══ RECORD EXCERPTS

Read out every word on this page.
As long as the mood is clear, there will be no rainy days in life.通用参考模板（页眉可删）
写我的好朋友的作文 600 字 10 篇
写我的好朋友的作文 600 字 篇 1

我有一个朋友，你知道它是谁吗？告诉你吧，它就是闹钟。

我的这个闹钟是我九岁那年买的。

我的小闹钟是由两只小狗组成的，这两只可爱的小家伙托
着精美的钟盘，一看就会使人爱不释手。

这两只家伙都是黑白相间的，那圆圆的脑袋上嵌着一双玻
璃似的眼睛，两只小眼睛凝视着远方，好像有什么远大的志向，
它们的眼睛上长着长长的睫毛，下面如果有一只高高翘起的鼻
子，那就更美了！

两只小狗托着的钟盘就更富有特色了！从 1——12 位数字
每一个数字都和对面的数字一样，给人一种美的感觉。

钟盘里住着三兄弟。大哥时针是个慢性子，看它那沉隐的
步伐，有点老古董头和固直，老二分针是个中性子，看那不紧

════

:: WORK INSTRUCTIONS ::
Send back all of the entries exactly, with nothing missing.

:: RESULT ::
Read out every word on this page.
As long as the mood is clear, there will be no rainy days in life.通用参考模板（页眉可删）
写我的好朋友的作文 600 字 10 篇
写我的好朋友的作文 600 字 篇 1

我有一个朋友，你知道它是谁吗？告诉你吧，它就是闹钟。

我的这个闹钟是我九岁那年买的。

我的小闹钟是由两只小狗组成的，这两只可爱的小家伙托
着精美的钟盘，一看就会使人爱不释手。

这两只家伙都是黑白相间的，那圆圆的脑袋上嵌着一双玻
璃似的眼睛，两只小眼睛凝视着远方，好像有什么远大的志向，
它们的眼睛上长着长长的睫毛，下面如果有一只高高翘起的鼻
子，那就更美了！

两只小狗托着的钟盘就更富有特色了！从 1——12 位数字
每一个数字都和对面的数字一样，给人一种美的感觉。

钟盘里住着三兄弟。大哥时针是个慢性子，看它那沉隐的
步伐，有点老古董头和固直，老二分针是个中性子，看那不紧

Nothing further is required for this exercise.